Available records:
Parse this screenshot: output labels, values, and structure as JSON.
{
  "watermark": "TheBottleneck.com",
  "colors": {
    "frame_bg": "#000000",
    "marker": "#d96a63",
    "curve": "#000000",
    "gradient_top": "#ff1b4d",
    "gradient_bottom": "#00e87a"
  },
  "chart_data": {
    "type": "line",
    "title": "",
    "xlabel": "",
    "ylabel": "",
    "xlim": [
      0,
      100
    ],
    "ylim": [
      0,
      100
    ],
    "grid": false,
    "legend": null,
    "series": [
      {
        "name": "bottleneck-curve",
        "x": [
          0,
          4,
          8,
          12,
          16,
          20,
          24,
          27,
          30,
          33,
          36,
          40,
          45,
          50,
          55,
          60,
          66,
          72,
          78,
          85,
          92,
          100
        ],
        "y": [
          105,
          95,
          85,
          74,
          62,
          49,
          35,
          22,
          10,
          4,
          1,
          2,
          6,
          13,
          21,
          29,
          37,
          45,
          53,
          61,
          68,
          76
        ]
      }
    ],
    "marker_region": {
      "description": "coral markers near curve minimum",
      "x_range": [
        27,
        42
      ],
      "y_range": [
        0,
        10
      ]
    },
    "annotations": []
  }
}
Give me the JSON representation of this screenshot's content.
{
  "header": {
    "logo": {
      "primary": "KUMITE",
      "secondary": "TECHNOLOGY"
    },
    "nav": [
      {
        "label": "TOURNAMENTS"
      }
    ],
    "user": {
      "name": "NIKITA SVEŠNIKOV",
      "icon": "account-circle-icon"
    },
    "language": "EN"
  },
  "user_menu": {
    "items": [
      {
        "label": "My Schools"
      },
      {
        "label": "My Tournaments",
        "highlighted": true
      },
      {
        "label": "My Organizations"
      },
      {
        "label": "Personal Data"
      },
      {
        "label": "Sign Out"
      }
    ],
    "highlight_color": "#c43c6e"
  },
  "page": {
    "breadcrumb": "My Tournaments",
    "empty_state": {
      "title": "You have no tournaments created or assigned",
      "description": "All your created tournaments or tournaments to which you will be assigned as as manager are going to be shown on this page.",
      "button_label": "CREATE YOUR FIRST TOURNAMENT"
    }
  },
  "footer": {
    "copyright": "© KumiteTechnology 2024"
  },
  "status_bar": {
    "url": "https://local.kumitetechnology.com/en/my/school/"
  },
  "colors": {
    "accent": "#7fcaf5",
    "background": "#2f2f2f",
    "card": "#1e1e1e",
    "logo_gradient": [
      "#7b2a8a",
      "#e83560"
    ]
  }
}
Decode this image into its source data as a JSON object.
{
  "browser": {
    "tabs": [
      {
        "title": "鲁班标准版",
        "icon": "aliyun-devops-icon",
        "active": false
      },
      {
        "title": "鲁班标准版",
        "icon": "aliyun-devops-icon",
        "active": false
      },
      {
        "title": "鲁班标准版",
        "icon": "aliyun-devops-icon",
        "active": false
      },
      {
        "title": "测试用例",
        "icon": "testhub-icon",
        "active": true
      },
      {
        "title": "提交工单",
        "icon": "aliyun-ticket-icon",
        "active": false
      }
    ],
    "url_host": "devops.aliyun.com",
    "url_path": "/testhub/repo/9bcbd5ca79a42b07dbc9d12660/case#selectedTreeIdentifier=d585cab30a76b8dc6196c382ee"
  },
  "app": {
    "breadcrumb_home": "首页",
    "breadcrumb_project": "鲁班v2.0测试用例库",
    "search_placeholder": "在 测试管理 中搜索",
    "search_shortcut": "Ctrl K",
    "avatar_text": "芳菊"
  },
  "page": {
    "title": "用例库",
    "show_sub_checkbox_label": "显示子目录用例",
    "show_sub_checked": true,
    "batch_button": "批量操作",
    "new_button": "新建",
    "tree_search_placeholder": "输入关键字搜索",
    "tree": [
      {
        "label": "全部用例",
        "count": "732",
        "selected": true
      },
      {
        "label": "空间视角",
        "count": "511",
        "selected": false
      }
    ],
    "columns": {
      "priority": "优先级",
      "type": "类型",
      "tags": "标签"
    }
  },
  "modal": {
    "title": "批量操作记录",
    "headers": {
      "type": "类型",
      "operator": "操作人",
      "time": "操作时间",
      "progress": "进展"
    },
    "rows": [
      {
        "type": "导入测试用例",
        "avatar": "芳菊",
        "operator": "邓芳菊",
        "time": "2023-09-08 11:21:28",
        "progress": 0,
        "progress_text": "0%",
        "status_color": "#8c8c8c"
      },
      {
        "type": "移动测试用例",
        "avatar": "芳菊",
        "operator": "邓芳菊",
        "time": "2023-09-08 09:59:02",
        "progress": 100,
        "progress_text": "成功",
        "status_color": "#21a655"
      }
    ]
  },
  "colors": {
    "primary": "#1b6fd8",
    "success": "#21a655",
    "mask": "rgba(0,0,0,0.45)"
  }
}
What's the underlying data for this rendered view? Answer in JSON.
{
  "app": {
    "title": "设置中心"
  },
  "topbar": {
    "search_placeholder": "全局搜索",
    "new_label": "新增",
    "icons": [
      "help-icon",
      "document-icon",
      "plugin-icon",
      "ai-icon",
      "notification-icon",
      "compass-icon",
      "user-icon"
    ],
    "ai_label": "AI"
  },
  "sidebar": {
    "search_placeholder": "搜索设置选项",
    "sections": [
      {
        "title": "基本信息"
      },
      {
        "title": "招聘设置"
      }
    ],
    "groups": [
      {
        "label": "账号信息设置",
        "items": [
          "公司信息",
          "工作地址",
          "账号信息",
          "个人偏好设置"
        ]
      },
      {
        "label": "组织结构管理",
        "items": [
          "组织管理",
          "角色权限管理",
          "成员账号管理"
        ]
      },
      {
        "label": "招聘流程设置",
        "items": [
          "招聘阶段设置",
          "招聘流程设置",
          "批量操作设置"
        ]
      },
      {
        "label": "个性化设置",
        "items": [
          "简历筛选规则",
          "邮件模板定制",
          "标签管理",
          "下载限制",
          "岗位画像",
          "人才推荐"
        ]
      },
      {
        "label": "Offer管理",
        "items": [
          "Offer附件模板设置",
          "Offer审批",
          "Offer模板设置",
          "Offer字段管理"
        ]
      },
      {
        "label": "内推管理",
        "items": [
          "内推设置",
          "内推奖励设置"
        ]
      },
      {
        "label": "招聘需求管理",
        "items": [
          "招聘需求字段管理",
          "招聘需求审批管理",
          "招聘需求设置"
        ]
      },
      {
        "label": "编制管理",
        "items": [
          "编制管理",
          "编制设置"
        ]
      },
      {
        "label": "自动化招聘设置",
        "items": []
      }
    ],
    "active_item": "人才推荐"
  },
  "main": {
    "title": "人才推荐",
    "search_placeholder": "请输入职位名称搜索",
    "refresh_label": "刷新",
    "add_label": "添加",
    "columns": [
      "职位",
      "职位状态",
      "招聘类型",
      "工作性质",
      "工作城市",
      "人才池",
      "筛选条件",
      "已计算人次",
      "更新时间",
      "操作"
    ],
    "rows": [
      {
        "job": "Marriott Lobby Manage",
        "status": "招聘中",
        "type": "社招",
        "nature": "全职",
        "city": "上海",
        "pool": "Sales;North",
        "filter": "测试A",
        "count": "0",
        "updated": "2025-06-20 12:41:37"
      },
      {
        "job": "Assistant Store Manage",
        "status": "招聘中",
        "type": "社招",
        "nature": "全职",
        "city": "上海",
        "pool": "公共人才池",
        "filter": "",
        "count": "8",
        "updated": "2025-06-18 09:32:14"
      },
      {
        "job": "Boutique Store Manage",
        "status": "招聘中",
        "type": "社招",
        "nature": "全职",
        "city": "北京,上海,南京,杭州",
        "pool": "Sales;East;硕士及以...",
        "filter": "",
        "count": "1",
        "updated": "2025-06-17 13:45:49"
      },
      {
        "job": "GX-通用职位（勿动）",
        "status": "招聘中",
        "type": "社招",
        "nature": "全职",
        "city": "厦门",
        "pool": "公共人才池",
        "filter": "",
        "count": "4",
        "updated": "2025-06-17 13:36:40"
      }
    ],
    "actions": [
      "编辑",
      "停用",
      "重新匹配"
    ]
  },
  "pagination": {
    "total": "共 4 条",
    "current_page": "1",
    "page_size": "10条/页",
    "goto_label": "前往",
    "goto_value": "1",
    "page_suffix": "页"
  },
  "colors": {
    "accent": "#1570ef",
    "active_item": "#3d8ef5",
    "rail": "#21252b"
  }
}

Objective:
Every line above that contains the word "screenshot" should be reported.

Completed task:
Parse this screenshot: output labels, values, and structure as JSON.
Give me the JSON representation of this screenshot's content.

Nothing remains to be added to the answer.